**Exercise**
Return, verbatim, the lines of the material from the line containing "site-navbar: Home Settings" through the line containing "47, 125, 64]", both of those lines included.

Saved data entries
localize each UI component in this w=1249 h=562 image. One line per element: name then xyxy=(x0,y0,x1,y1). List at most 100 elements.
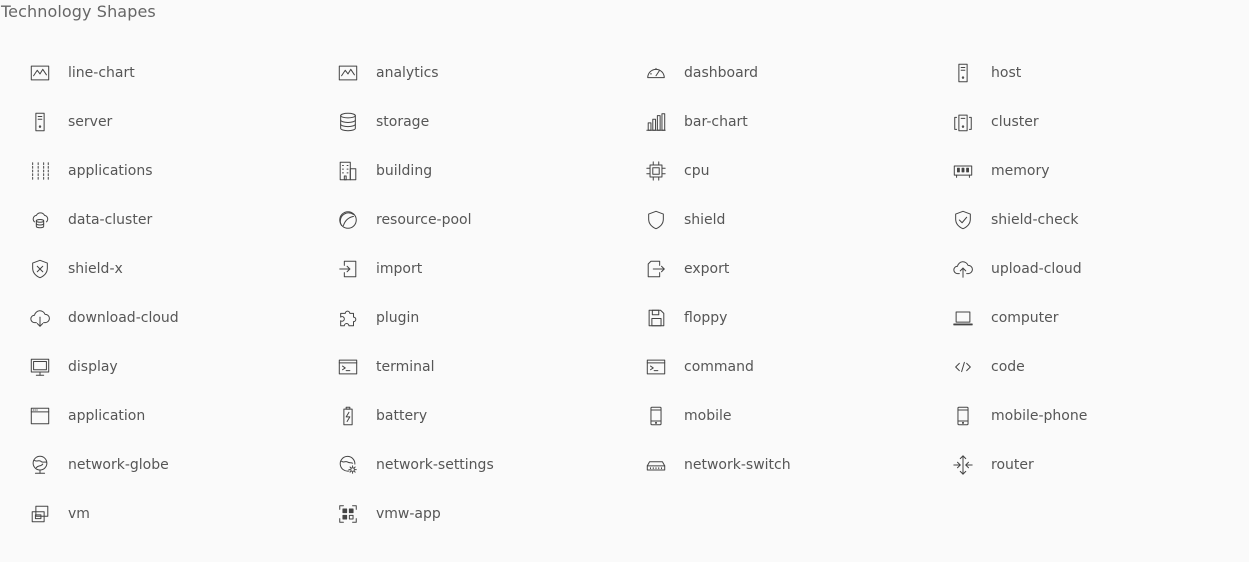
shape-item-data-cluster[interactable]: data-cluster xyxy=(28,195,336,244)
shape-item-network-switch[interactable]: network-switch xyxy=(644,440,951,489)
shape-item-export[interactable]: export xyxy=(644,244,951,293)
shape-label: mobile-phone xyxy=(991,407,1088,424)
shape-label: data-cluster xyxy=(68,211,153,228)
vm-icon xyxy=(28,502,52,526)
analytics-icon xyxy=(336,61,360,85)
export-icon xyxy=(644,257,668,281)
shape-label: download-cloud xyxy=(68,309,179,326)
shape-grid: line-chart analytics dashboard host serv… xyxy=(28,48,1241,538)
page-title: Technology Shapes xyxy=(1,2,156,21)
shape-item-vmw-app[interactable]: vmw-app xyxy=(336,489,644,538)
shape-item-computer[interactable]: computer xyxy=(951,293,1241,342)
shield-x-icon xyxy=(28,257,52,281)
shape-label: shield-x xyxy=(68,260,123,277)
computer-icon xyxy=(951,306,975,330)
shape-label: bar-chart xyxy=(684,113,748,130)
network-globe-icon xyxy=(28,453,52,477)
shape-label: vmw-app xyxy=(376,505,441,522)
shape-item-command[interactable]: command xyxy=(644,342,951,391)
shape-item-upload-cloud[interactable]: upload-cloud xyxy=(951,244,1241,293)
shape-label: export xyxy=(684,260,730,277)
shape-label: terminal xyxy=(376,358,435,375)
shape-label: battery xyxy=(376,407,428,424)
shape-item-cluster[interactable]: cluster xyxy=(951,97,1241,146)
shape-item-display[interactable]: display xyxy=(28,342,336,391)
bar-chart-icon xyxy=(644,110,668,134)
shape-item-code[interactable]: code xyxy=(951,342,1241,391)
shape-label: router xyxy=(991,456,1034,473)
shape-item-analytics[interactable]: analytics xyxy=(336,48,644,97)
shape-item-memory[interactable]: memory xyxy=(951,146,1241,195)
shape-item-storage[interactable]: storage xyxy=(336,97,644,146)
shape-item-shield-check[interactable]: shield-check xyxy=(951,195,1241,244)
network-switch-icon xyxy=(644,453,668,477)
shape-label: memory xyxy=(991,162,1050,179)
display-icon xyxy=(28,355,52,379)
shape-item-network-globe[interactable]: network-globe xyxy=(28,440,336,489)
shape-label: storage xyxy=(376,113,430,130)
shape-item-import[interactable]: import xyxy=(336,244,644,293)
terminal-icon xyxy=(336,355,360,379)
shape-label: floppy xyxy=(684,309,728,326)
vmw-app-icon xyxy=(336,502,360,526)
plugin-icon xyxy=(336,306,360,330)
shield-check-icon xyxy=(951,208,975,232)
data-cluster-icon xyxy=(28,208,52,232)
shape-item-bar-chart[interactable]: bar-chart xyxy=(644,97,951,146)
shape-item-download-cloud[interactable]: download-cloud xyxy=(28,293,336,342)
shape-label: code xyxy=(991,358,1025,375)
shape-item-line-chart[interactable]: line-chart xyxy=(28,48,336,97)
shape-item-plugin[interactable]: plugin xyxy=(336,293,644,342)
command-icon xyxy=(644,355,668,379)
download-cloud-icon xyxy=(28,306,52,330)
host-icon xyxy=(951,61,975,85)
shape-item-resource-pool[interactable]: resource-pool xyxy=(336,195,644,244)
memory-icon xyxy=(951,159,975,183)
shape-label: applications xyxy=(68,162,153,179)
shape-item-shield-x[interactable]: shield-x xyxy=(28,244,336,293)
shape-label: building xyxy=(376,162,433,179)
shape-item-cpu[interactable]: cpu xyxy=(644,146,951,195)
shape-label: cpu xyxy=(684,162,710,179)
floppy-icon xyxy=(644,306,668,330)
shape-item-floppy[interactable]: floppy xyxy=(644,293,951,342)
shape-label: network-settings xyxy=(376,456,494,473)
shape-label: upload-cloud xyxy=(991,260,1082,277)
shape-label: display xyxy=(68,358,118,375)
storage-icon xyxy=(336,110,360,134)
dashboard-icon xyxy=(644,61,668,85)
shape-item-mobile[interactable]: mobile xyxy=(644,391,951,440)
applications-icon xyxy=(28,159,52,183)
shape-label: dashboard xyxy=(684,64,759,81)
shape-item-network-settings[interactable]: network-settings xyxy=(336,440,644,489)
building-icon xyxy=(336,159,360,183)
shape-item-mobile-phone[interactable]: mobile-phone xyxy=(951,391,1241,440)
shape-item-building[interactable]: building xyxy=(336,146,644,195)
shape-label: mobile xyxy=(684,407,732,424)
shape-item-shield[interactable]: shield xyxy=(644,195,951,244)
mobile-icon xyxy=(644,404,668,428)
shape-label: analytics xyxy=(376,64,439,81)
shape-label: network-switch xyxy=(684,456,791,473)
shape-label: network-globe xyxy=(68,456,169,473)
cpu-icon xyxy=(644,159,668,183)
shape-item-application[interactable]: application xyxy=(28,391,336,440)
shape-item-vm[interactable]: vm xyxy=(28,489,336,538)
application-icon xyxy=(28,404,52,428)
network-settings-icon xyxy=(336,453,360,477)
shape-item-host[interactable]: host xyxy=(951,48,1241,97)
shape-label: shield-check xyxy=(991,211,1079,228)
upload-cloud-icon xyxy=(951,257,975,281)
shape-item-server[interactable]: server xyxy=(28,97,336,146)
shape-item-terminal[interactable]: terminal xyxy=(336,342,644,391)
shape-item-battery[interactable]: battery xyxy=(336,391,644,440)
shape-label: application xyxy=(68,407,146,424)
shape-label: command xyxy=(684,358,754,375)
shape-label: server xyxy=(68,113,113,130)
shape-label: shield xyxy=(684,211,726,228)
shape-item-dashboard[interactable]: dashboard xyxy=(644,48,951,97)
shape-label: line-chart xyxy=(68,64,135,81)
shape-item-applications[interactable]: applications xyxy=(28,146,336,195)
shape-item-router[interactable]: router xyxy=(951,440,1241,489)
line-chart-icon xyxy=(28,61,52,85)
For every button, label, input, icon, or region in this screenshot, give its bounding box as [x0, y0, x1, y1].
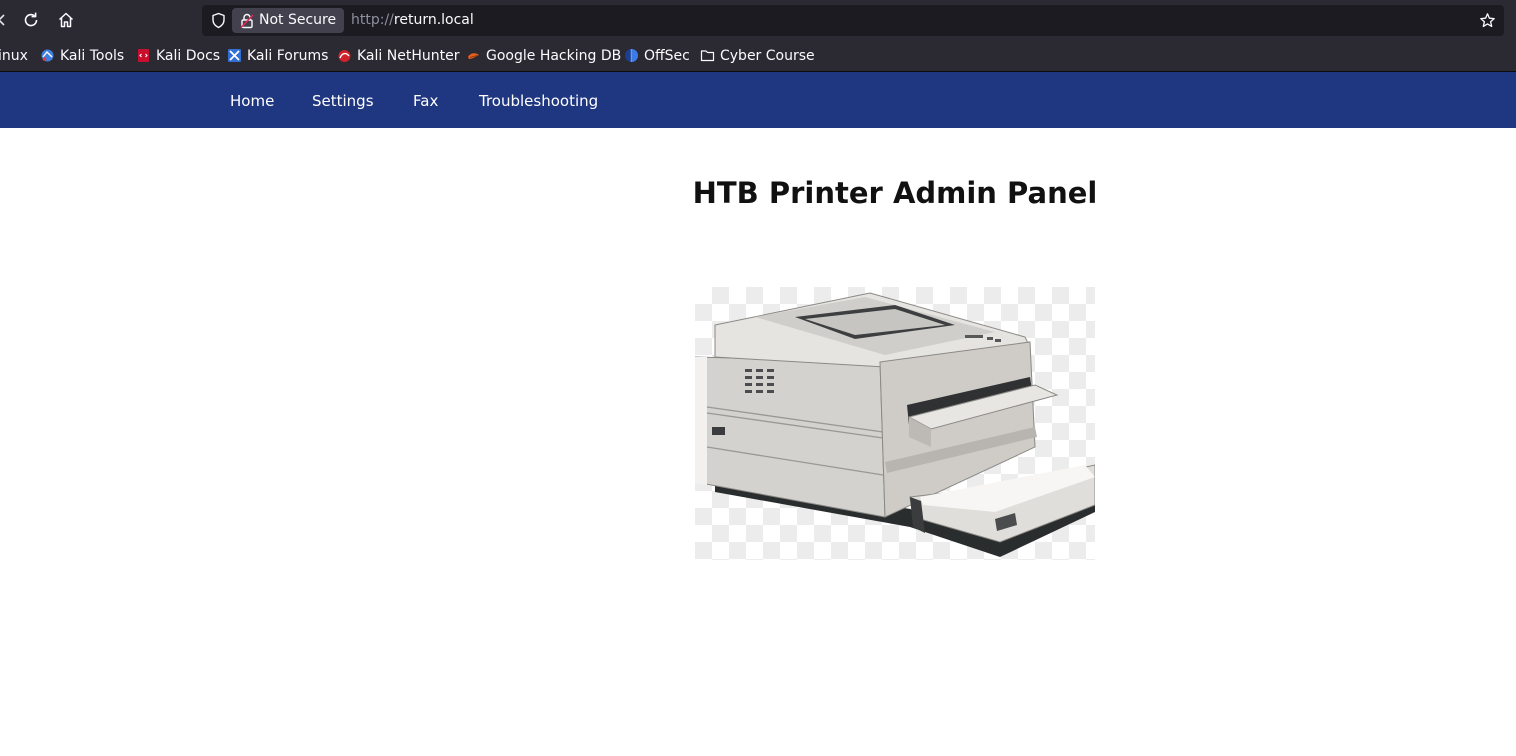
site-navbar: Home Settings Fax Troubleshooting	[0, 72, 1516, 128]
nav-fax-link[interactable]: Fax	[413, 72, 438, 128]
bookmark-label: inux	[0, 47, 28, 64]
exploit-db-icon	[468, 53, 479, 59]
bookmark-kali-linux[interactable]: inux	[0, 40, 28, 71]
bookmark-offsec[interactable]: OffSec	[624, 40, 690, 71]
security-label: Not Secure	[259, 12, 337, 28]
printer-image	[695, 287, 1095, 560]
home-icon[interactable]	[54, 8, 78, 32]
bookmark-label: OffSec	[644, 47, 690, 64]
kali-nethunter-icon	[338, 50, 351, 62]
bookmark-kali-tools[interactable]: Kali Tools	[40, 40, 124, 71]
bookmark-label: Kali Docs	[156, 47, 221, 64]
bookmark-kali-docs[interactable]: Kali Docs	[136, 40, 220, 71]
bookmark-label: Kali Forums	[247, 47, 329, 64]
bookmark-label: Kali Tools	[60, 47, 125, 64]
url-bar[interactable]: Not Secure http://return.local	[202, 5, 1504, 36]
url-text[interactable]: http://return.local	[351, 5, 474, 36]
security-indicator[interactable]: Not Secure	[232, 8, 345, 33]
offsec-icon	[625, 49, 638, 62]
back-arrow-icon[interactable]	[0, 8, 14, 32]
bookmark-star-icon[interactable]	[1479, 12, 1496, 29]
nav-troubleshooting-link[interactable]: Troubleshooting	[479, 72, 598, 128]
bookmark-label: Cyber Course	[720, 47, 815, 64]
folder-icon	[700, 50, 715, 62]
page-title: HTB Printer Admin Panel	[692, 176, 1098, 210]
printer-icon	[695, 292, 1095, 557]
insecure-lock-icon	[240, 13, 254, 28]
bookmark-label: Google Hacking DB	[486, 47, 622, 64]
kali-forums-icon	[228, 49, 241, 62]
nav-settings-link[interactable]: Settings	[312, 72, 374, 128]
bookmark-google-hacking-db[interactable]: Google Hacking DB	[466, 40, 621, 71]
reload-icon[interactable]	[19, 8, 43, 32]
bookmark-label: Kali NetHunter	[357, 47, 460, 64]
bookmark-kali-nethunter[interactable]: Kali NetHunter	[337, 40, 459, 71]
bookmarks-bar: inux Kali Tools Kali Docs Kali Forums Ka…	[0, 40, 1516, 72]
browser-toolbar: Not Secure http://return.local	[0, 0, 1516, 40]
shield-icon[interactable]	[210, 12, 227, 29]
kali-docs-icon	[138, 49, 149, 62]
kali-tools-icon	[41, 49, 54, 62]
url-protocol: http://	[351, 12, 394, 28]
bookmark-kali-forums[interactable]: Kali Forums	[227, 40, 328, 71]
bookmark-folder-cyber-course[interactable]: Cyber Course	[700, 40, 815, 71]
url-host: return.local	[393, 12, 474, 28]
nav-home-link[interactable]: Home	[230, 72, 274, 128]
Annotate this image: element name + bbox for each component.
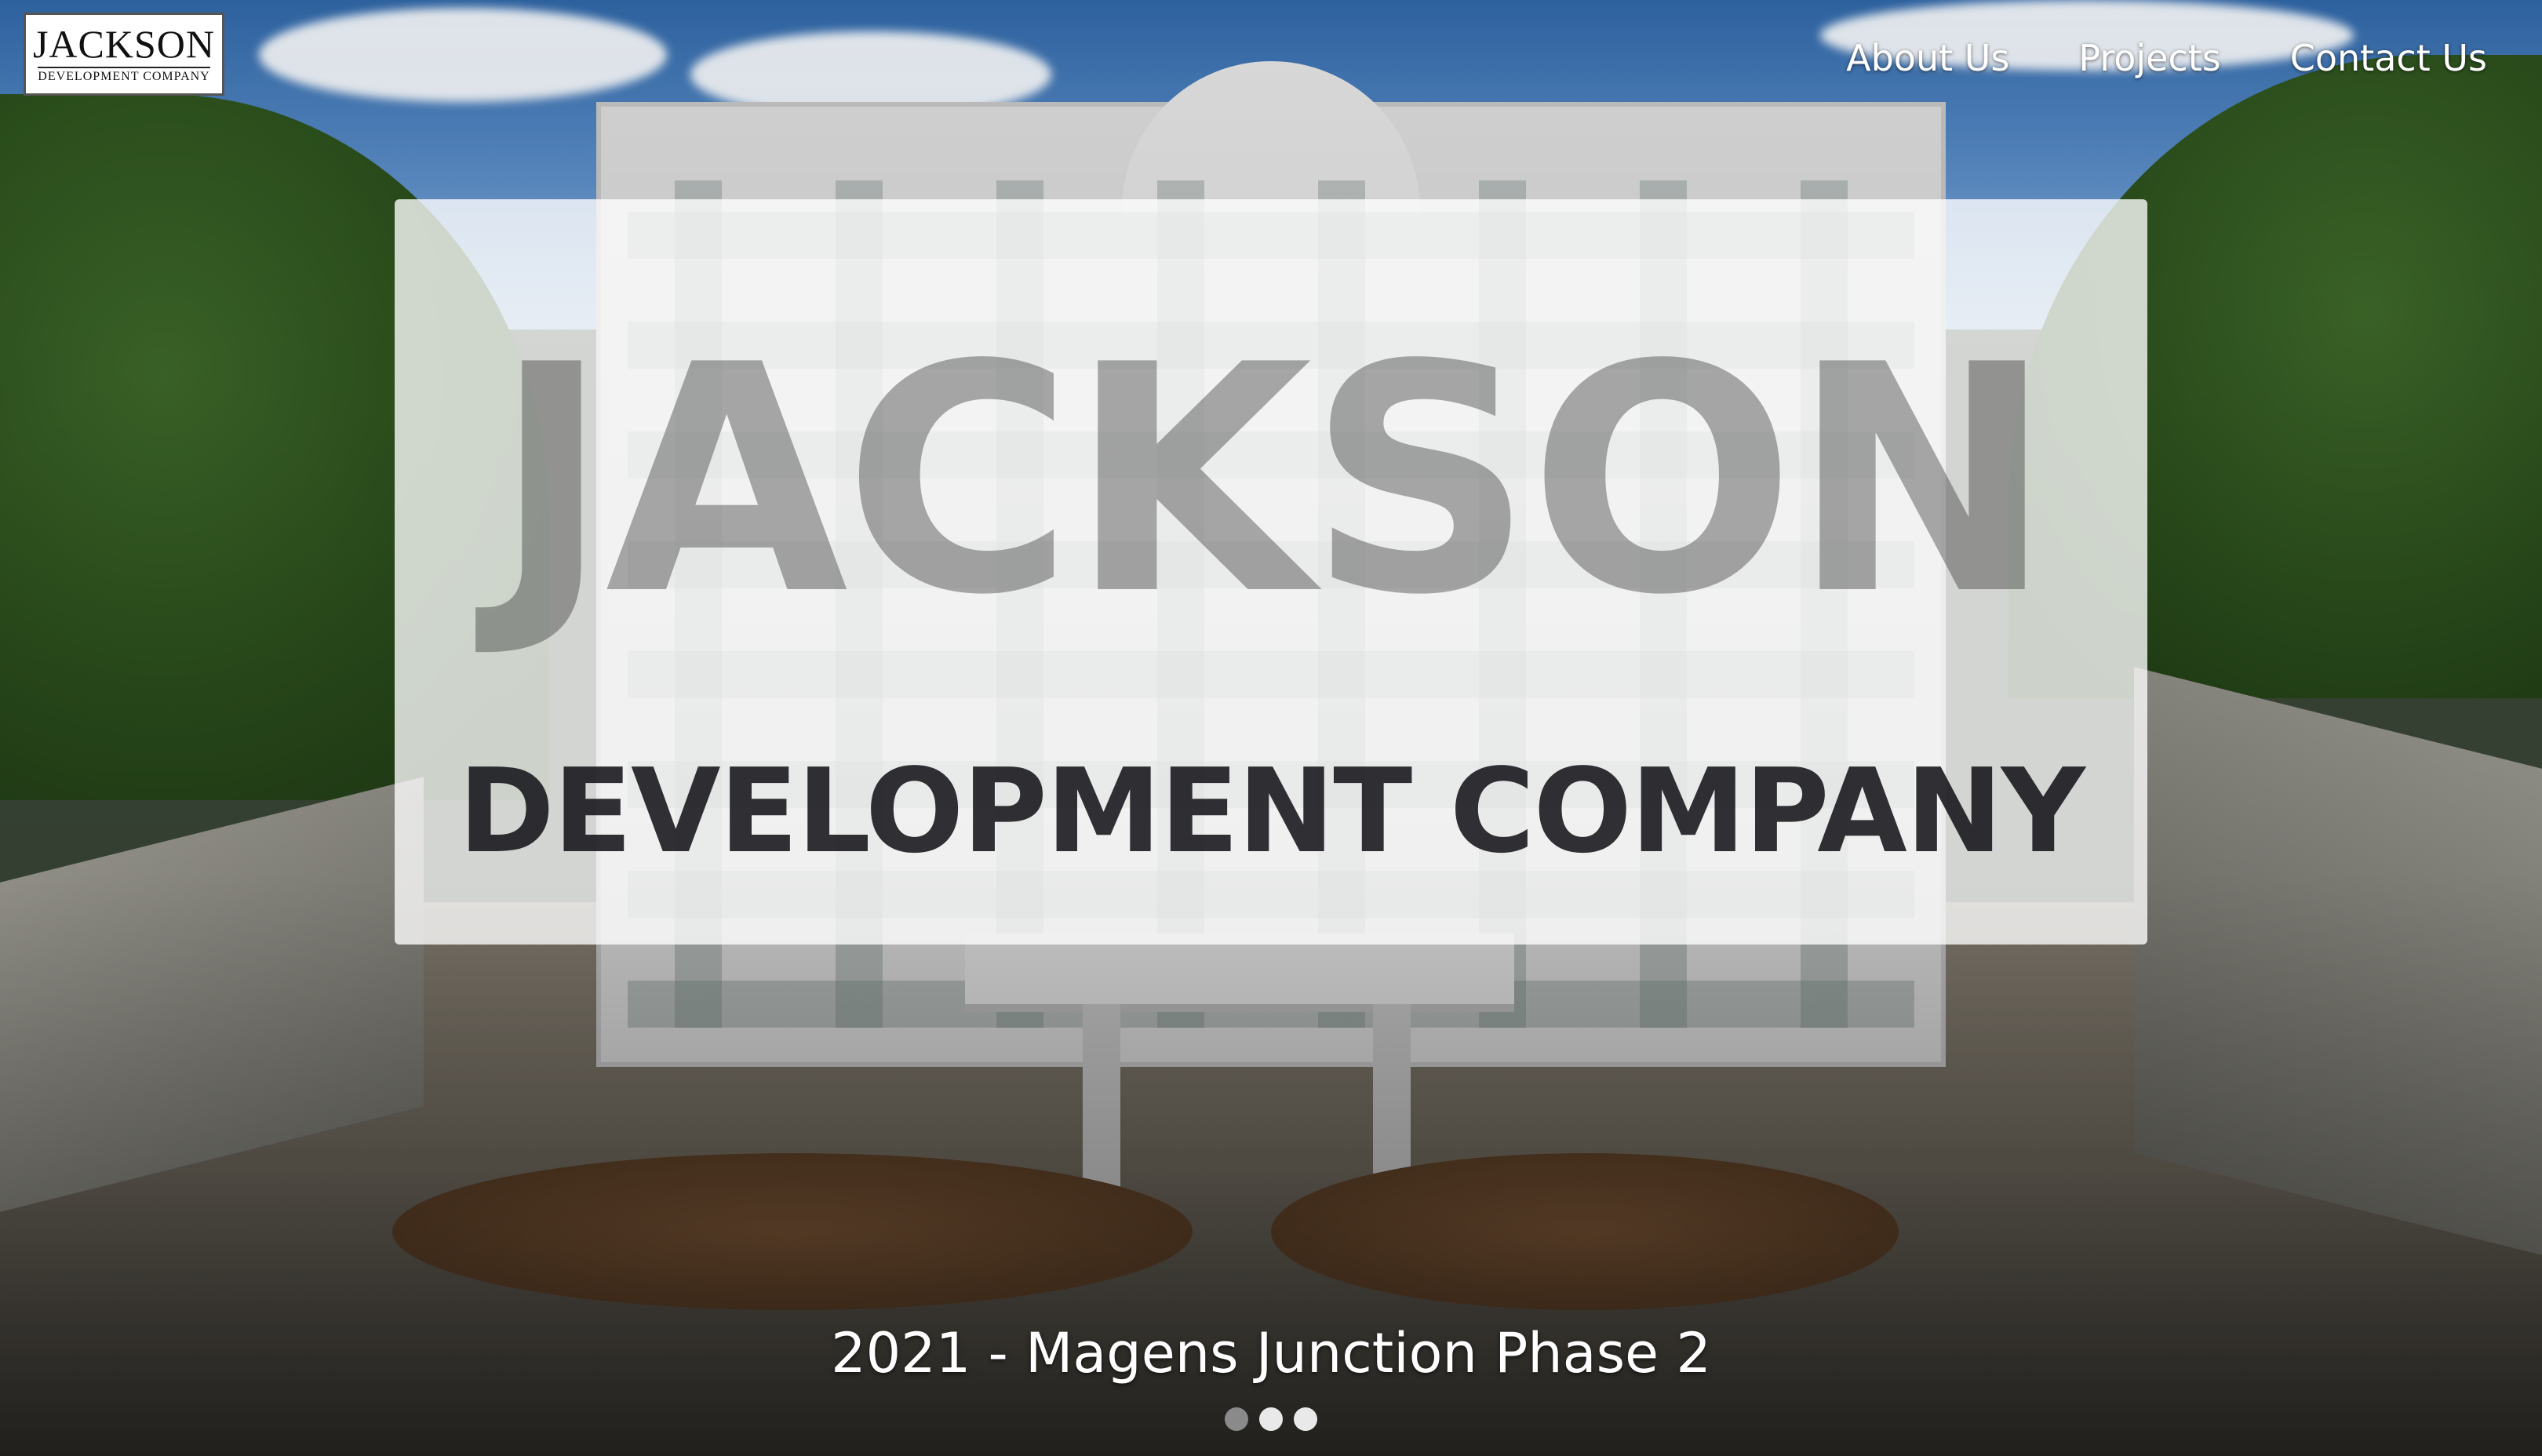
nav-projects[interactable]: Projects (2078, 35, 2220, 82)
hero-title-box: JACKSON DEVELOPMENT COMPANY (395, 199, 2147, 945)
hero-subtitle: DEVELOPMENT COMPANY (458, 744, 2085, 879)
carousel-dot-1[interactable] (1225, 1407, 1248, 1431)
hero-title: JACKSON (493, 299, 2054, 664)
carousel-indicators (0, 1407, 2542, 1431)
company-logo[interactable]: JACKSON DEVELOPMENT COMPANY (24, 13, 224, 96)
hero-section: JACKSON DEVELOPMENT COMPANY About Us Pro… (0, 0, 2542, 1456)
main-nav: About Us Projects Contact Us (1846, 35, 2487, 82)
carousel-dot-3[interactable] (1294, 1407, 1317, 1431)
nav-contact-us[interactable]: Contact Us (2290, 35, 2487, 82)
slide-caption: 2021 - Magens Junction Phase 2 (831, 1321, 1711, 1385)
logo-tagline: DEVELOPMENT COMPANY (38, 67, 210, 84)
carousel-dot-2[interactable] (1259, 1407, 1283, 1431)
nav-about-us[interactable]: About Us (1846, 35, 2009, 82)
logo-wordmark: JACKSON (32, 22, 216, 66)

**Written answer**
site-navbar: Home Settings Fax Troubleshooting	[0, 72, 1516, 128]
nav-fax-link[interactable]: Fax	[413, 72, 438, 128]
bookmark-label: inux	[0, 47, 28, 64]
exploit-db-icon	[468, 53, 479, 59]
bookmark-kali-linux[interactable]: inux	[0, 40, 28, 71]
bookmark-offsec[interactable]: OffSec	[624, 40, 690, 71]
security-label: Not Secure	[259, 12, 337, 28]
printer-image	[695, 287, 1095, 560]
home-icon[interactable]	[54, 8, 78, 32]
bookmark-label: OffSec	[644, 47, 690, 64]
kali-nethunter-icon	[338, 50, 351, 62]
bookmark-kali-tools[interactable]: Kali Tools	[40, 40, 124, 71]
bookmark-label: Kali Docs	[156, 47, 221, 64]
bookmark-kali-docs[interactable]: Kali Docs	[136, 40, 220, 71]
bookmark-label: Kali Forums	[247, 47, 329, 64]
bookmark-label: Kali Tools	[60, 47, 125, 64]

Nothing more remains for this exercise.